— START OF Entries provided —
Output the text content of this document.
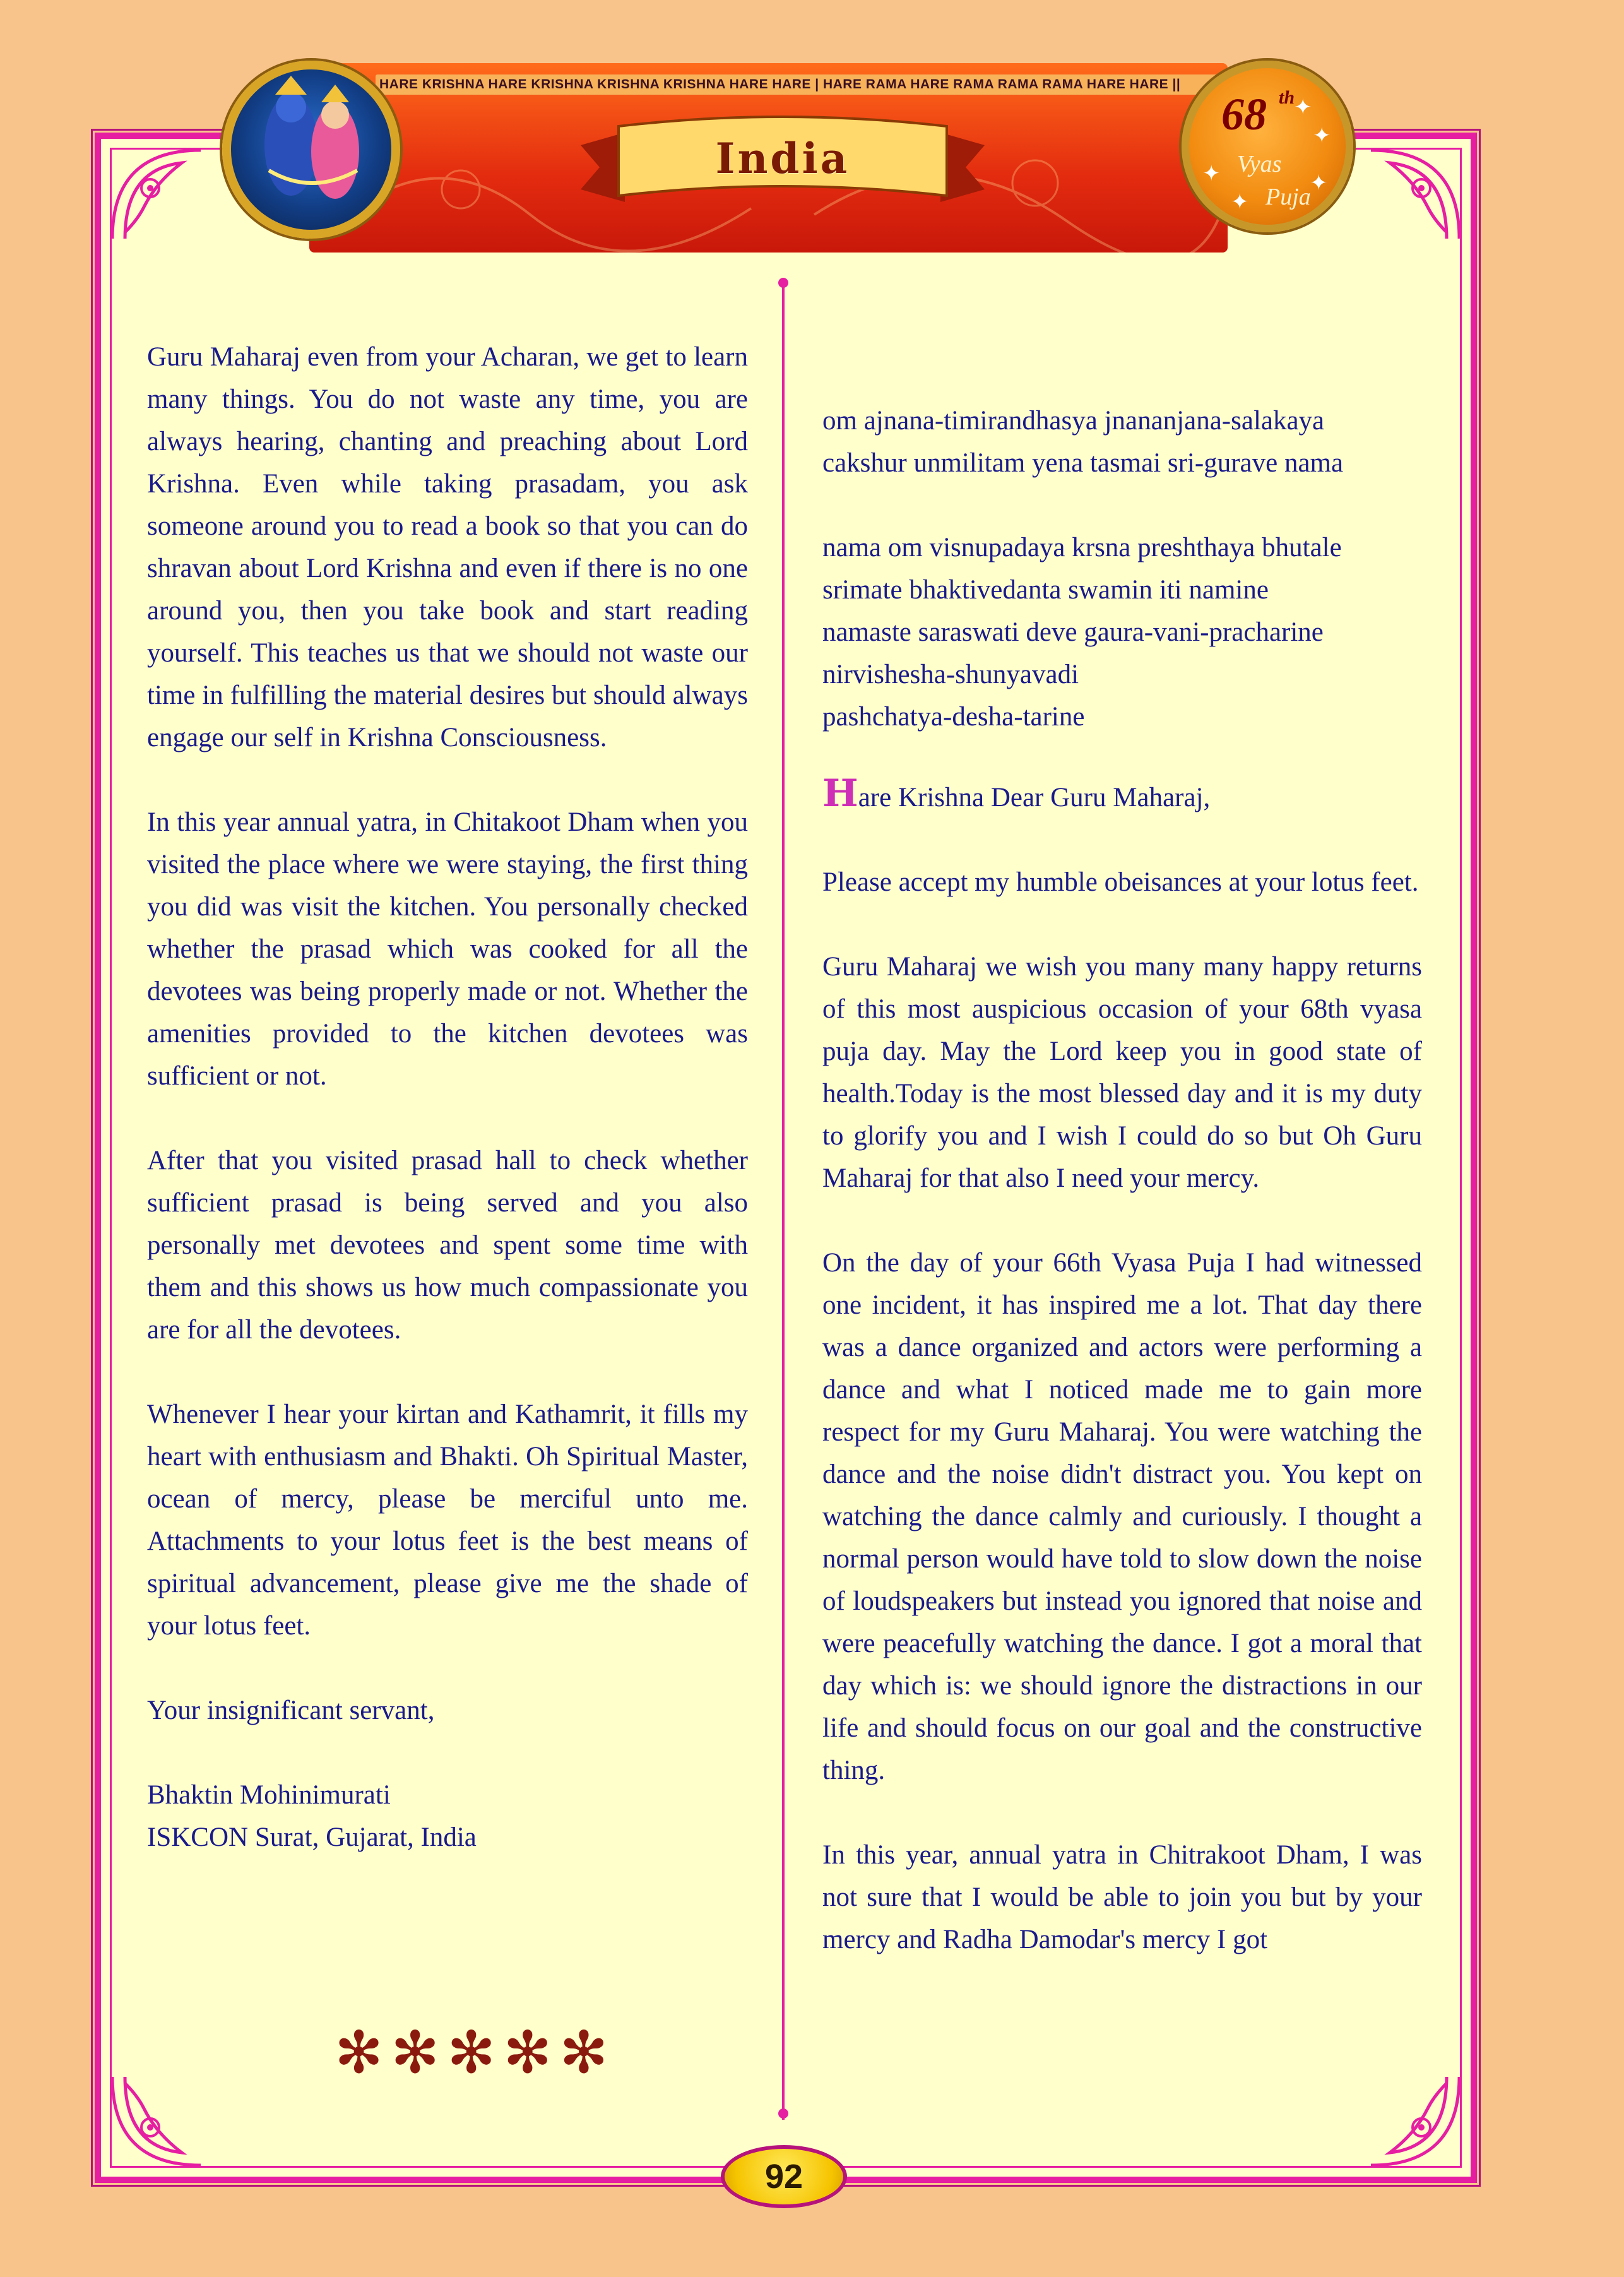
HARE KRISHNA HARE KRISHNA KRISHNA KRISHNA HARE HARE | HARE RAMA HARE RAMA RAMA RAMA HARE HARE ||
India
68 th
Vyas
Puja
✦
✦
✦
✦
✦

Guru Maharaj even from your Acharan, we get to learn many things. You do not waste any time, you are always hearing, chanting and preaching about Lord Krishna. Even while taking prasadam, you ask someone around you to read a book so that you can do shravan about Lord Krishna and even if there is no one around you, then you take book and start reading yourself. This teaches us that we should not waste our time in fulfilling the material desires but should always engage our self in Krishna Consciousness.

In this year annual yatra, in Chitakoot Dham when you visited the place where we were staying, the first thing you did was visit the kitchen. You personally checked whether the prasad which was cooked for all the devotees was being properly made or not. Whether the amenities provided to the kitchen devotees was sufficient or not.

After that you visited prasad hall to check whether sufficient prasad is being served and you also personally met devotees and spent some time with them and this shows us how much compassionate you are for all the devotees.

Whenever I hear your kirtan and Kathamrit, it fills my heart with enthusiasm and Bhakti. Oh Spiritual Master, ocean of mercy, please be merciful unto me. Attachments to your lotus feet is the best means of spiritual advancement, please give me the shade of your lotus feet.

Your insignificant servant,

Bhaktin Mohinimurati

ISKCON Surat, Gujarat, India

✻✻✻✻✻

om ajnana-timirandhasya jnananjana-salakaya

cakshur unmilitam yena tasmai sri-gurave nama

nama om visnupadaya krsna preshthaya bhutale

srimate bhaktivedanta swamin iti namine

namaste saraswati deve gaura-vani-pracharine

nirvishesha-shunyavadi

pashchatya-desha-tarine

Hare Krishna Dear Guru Maharaj,

Please accept my humble obeisances at your lotus feet.

Guru Maharaj we wish you many many happy returns of this most auspicious occasion of your 68th vyasa puja day. May the Lord keep you in good state of health.Today is the most blessed day and it is my duty to glorify you and I wish I could do so but Oh Guru Maharaj for that also I need your mercy.

On the day of your 66th Vyasa Puja I had witnessed one incident, it has inspired me a lot. That day there was a dance organized and actors were performing a dance and what I noticed made me to gain more respect for my Guru Maharaj. You were watching the dance and the noise didn't distract you. You kept on watching the dance calmly and curiously. I thought a normal person would have told to slow down the noise of loudspeakers but instead you ignored that noise and were peacefully watching the dance. I got a moral that day which is: we should ignore the distractions in our life and should focus on our goal and the constructive thing.

In this year, annual yatra in Chitrakoot Dham, I was not sure that I would be able to join you but by your mercy and Radha Damodar's mercy I got

92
— END OF Entries provided —
- Given request: Print the complete listing exactly, apart from any pictures.

- Reply:
Output the text content of this document.
HARE KRISHNA HARE KRISHNA KRISHNA KRISHNA HARE HARE | HARE RAMA HARE RAMA RAMA RAMA HARE HARE ||
India
68 th
Vyas
Puja
✦
✦
✦
✦
✦

Guru Maharaj even from your Acharan, we get to learn many things. You do not waste any time, you are always hearing, chanting and preaching about Lord Krishna. Even while taking prasadam, you ask someone around you to read a book so that you can do shravan about Lord Krishna and even if there is no one around you, then you take book and start reading yourself. This teaches us that we should not waste our time in fulfilling the material desires but should always engage our self in Krishna Consciousness.

In this year annual yatra, in Chitakoot Dham when you visited the place where we were staying, the first thing you did was visit the kitchen. You personally checked whether the prasad which was cooked for all the devotees was being properly made or not. Whether the amenities provided to the kitchen devotees was sufficient or not.

After that you visited prasad hall to check whether sufficient prasad is being served and you also personally met devotees and spent some time with them and this shows us how much compassionate you are for all the devotees.

Whenever I hear your kirtan and Kathamrit, it fills my heart with enthusiasm and Bhakti. Oh Spiritual Master, ocean of mercy, please be merciful unto me. Attachments to your lotus feet is the best means of spiritual advancement, please give me the shade of your lotus feet.

Your insignificant servant,

Bhaktin Mohinimurati

ISKCON Surat, Gujarat, India

✻✻✻✻✻

om ajnana-timirandhasya jnananjana-salakaya

cakshur unmilitam yena tasmai sri-gurave nama

nama om visnupadaya krsna preshthaya bhutale

srimate bhaktivedanta swamin iti namine

namaste saraswati deve gaura-vani-pracharine

nirvishesha-shunyavadi

pashchatya-desha-tarine

Hare Krishna Dear Guru Maharaj,

Please accept my humble obeisances at your lotus feet.

Guru Maharaj we wish you many many happy returns of this most auspicious occasion of your 68th vyasa puja day. May the Lord keep you in good state of health.Today is the most blessed day and it is my duty to glorify you and I wish I could do so but Oh Guru Maharaj for that also I need your mercy.

On the day of your 66th Vyasa Puja I had witnessed one incident, it has inspired me a lot. That day there was a dance organized and actors were performing a dance and what I noticed made me to gain more respect for my Guru Maharaj. You were watching the dance and the noise didn't distract you. You kept on watching the dance calmly and curiously. I thought a normal person would have told to slow down the noise of loudspeakers but instead you ignored that noise and were peacefully watching the dance. I got a moral that day which is: we should ignore the distractions in our life and should focus on our goal and the constructive thing.

In this year, annual yatra in Chitrakoot Dham, I was not sure that I would be able to join you but by your mercy and Radha Damodar's mercy I got

92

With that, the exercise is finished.